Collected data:
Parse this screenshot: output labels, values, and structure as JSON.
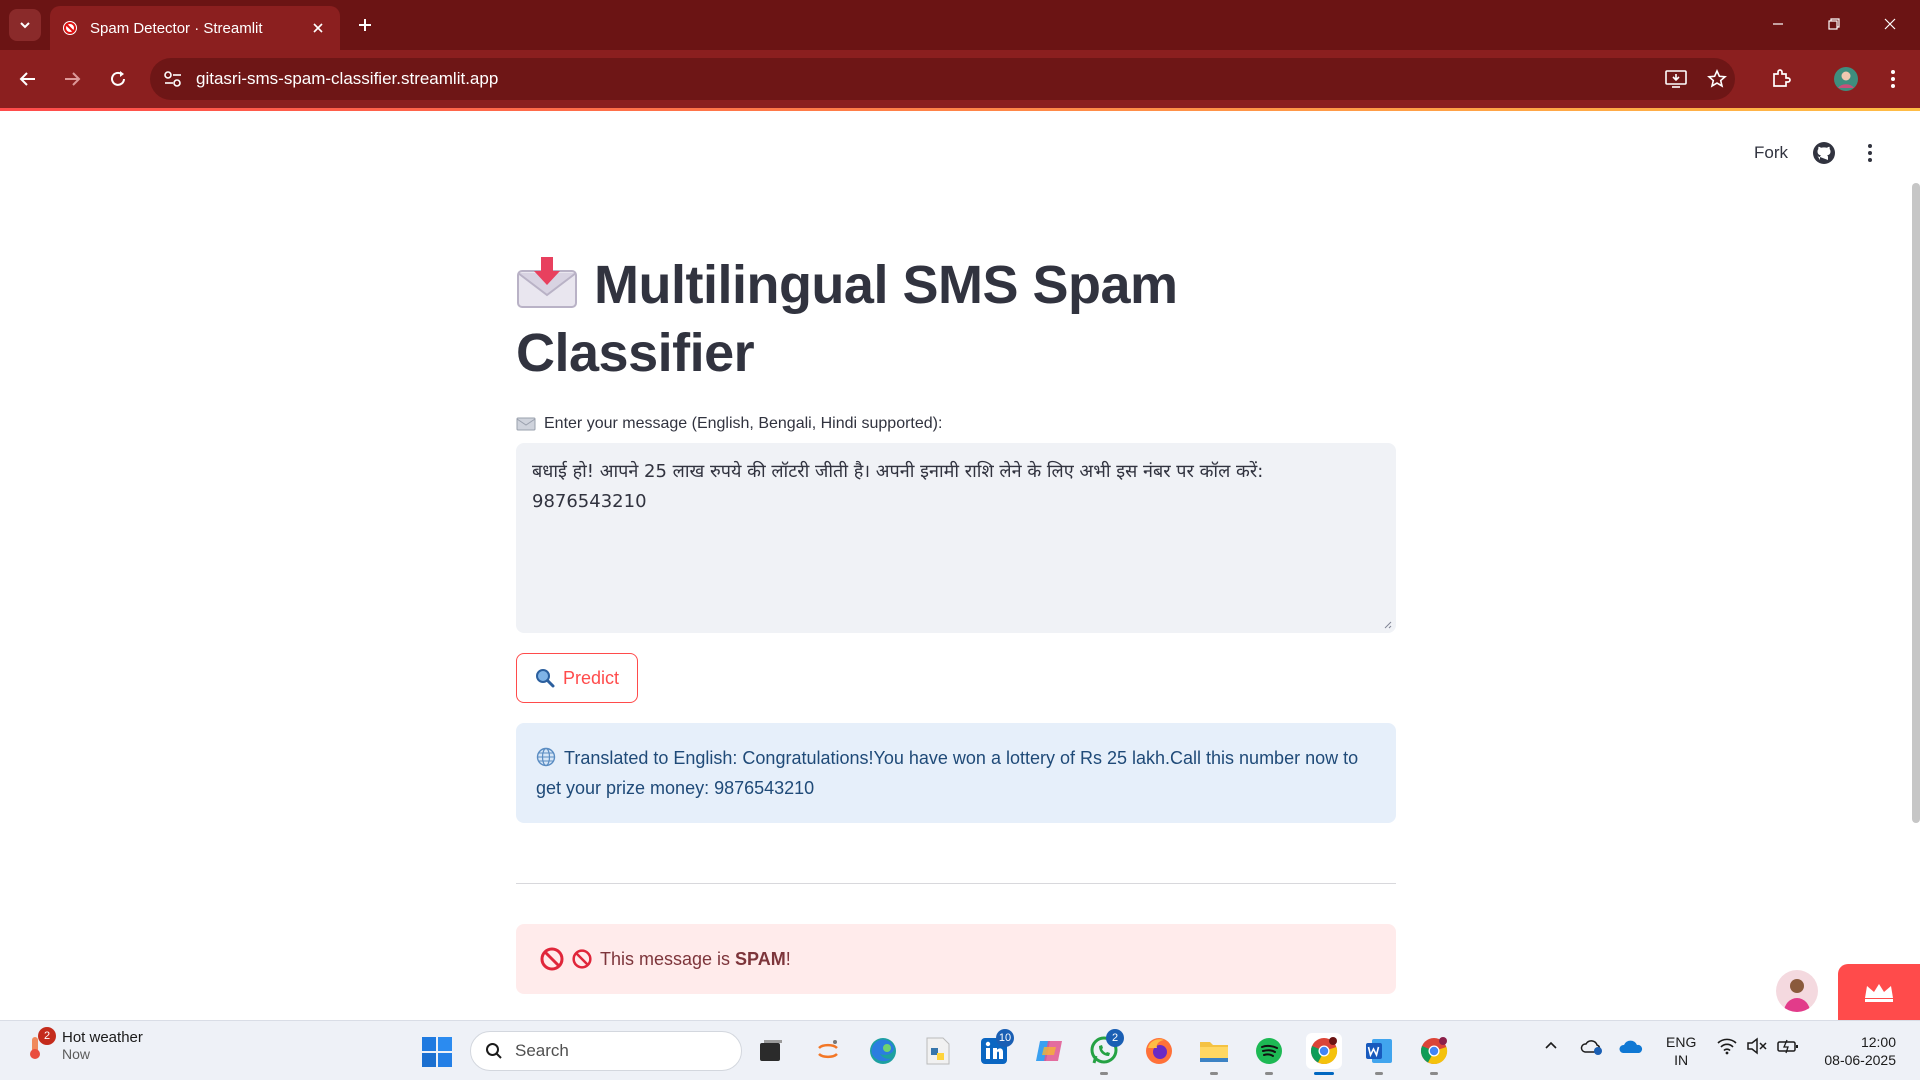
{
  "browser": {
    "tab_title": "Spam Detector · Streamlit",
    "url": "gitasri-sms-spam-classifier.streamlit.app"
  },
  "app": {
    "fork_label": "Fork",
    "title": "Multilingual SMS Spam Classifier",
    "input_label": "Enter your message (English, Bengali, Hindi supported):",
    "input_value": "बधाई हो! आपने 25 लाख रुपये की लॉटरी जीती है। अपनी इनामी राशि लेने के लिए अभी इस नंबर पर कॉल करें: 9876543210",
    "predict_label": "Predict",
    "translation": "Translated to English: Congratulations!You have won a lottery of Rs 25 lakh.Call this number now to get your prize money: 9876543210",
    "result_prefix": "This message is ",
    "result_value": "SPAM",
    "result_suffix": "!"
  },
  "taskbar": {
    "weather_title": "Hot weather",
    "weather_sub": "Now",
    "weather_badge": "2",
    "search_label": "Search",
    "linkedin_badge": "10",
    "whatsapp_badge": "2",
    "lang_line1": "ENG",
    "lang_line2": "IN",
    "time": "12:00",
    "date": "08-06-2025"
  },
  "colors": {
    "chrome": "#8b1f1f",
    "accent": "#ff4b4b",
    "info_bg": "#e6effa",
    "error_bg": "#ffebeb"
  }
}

### Objective:
Transcribe the listing above verbatim. Omit the pictures.

### Correct output:
Parse this screenshot: output labels, values, and structure as JSON.
{
  "browser": {
    "tab_title": "Spam Detector · Streamlit",
    "url": "gitasri-sms-spam-classifier.streamlit.app"
  },
  "app": {
    "fork_label": "Fork",
    "title": "Multilingual SMS Spam Classifier",
    "input_label": "Enter your message (English, Bengali, Hindi supported):",
    "input_value": "बधाई हो! आपने 25 लाख रुपये की लॉटरी जीती है। अपनी इनामी राशि लेने के लिए अभी इस नंबर पर कॉल करें: 9876543210",
    "predict_label": "Predict",
    "translation": "Translated to English: Congratulations!You have won a lottery of Rs 25 lakh.Call this number now to get your prize money: 9876543210",
    "result_prefix": "This message is ",
    "result_value": "SPAM",
    "result_suffix": "!"
  },
  "taskbar": {
    "weather_title": "Hot weather",
    "weather_sub": "Now",
    "weather_badge": "2",
    "search_label": "Search",
    "linkedin_badge": "10",
    "whatsapp_badge": "2",
    "lang_line1": "ENG",
    "lang_line2": "IN",
    "time": "12:00",
    "date": "08-06-2025"
  },
  "colors": {
    "chrome": "#8b1f1f",
    "accent": "#ff4b4b",
    "info_bg": "#e6effa",
    "error_bg": "#ffebeb"
  }
}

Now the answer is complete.